• DATASET RECORDS:
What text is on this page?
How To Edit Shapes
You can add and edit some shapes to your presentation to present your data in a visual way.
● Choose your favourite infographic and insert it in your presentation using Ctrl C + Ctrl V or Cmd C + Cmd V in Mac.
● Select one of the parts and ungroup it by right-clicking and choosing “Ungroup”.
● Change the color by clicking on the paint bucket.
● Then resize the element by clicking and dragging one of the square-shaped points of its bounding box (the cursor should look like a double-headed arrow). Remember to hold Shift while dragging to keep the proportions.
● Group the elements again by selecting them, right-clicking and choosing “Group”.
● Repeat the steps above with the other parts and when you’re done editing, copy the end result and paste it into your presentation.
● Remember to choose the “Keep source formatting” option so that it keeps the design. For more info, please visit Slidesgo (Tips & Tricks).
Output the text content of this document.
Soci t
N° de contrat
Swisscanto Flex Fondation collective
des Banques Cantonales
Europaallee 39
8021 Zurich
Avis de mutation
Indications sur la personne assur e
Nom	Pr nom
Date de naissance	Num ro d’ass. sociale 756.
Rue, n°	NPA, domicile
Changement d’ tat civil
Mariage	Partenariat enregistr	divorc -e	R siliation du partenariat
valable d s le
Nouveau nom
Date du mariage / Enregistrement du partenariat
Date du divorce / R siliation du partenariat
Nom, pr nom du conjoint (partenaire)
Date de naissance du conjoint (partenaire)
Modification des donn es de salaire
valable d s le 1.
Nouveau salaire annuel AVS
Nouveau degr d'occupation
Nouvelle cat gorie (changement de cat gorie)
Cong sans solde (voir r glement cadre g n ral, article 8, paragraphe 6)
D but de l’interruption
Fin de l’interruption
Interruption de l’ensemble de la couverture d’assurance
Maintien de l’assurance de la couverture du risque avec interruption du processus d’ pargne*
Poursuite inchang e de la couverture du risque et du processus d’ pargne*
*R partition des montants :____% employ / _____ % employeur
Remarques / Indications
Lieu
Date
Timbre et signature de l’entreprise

• WHAT THIS TASK INVOLVES:
Every entry in the listing must be retyped exactly.

• THE ANSWER:
What text is on this page?
How To Edit Shapes
You can add and edit some shapes to your presentation to present your data in a visual way.
● Choose your favourite infographic and insert it in your presentation using Ctrl C + Ctrl V or Cmd C + Cmd V in Mac.
● Select one of the parts and ungroup it by right-clicking and choosing “Ungroup”.
● Change the color by clicking on the paint bucket.
● Then resize the element by clicking and dragging one of the square-shaped points of its bounding box (the cursor should look like a double-headed arrow). Remember to hold Shift while dragging to keep the proportions.
● Group the elements again by selecting them, right-clicking and choosing “Group”.
● Repeat the steps above with the other parts and when you’re done editing, copy the end result and paste it into your presentation.
● Remember to choose the “Keep source formatting” option so that it keeps the design. For more info, please visit Slidesgo (Tips & Tricks).
Output the text content of this document.
Soci t
N° de contrat
Swisscanto Flex Fondation collective
des Banques Cantonales
Europaallee 39
8021 Zurich
Avis de mutation
Indications sur la personne assur e
Nom	Pr nom
Date de naissance	Num ro d’ass. sociale 756.
Rue, n°	NPA, domicile
Changement d’ tat civil
Mariage	Partenariat enregistr	divorc -e	R siliation du partenariat
valable d s le
Nouveau nom
Date du mariage / Enregistrement du partenariat
Date du divorce / R siliation du partenariat
Nom, pr nom du conjoint (partenaire)
Date de naissance du conjoint (partenaire)
Modification des donn es de salaire
valable d s le 1.
Nouveau salaire annuel AVS
Nouveau degr d'occupation
Nouvelle cat gorie (changement de cat gorie)
Cong sans solde (voir r glement cadre g n ral, article 8, paragraphe 6)
D but de l’interruption
Fin de l’interruption
Interruption de l’ensemble de la couverture d’assurance
Maintien de l’assurance de la couverture du risque avec interruption du processus d’ pargne*
Poursuite inchang e de la couverture du risque et du processus d’ pargne*
*R partition des montants :____% employ / _____ % employeur
Remarques / Indications
Lieu
Date
Timbre et signature de l’entreprise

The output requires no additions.